• _Problem to work on_: Gather up every line from the entries below that uses the word "expressing".

Stored data
******************************

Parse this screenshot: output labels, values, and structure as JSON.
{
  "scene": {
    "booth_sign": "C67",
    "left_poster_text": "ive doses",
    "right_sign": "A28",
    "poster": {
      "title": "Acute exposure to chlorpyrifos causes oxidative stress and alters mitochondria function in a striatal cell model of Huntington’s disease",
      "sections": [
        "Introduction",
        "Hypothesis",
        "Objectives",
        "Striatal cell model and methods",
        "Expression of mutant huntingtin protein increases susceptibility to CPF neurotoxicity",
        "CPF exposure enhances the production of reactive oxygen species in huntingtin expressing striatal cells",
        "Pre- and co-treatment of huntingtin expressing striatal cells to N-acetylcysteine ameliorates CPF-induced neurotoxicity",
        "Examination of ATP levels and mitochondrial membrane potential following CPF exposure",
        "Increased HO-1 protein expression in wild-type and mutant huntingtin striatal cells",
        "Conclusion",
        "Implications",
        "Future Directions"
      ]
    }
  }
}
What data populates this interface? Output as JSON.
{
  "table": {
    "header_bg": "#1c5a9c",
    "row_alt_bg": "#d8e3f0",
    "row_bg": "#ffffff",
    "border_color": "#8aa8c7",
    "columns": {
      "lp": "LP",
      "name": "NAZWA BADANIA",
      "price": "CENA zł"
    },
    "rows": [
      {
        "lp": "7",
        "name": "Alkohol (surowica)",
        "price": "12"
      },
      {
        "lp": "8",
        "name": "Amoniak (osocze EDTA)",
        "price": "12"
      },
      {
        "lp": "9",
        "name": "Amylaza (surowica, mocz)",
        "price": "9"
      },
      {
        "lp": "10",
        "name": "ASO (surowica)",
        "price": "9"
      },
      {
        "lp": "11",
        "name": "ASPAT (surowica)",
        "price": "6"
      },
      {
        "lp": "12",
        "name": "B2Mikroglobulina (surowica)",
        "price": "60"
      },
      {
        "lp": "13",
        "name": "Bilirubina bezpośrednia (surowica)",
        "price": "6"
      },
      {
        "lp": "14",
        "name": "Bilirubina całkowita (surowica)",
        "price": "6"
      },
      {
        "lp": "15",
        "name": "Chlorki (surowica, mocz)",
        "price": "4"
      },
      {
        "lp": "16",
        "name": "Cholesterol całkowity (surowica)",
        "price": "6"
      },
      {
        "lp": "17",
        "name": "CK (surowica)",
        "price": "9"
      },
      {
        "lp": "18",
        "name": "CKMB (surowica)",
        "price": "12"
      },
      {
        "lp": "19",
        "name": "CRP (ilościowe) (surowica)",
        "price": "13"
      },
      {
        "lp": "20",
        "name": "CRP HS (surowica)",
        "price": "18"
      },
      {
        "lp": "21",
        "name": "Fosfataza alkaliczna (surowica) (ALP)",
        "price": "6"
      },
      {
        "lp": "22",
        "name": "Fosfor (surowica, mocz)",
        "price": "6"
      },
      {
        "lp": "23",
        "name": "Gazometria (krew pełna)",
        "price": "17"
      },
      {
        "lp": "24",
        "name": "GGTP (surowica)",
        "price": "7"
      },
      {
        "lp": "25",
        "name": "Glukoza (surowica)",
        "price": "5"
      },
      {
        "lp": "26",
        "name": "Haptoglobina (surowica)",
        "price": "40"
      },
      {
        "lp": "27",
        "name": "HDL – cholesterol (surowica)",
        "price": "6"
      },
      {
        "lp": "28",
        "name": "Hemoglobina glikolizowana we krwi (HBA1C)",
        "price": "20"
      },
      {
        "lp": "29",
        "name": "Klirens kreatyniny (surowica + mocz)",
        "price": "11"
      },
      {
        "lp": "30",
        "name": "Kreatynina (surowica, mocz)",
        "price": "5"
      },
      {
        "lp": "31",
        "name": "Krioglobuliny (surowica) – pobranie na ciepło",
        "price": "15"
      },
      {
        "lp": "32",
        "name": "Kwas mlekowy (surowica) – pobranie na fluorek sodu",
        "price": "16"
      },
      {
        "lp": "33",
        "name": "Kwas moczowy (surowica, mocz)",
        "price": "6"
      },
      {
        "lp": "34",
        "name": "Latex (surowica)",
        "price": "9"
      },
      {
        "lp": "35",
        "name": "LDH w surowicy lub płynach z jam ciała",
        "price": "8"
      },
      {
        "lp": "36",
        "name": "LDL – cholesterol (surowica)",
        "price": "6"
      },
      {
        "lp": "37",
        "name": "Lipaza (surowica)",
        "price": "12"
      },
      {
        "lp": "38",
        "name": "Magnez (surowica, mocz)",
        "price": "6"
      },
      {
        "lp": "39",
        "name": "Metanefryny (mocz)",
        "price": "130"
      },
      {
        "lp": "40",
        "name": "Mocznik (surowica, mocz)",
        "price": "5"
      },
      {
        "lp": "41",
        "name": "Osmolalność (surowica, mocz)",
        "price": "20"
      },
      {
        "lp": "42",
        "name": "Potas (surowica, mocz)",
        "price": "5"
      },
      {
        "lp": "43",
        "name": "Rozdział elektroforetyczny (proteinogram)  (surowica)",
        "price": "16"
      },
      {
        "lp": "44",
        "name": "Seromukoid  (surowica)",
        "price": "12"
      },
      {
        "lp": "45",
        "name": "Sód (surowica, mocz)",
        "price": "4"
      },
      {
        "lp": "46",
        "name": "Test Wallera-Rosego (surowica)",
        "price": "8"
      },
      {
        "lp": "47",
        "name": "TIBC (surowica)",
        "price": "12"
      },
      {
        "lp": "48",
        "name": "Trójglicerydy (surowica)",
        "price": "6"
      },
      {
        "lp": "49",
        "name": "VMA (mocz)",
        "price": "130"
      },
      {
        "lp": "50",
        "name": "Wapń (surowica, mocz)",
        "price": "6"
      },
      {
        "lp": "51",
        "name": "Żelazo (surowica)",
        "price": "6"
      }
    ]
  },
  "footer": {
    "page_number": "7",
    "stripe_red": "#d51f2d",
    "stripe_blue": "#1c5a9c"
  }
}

******************************

• _Answer below_:
        "CPF exposure enhances the production of reactive oxygen species in huntingtin expressing striatal cells",
        "Pre- and co-treatment of huntingtin expressing striatal cells to N-acetylcysteine ameliorates CPF-induced neurotoxicity",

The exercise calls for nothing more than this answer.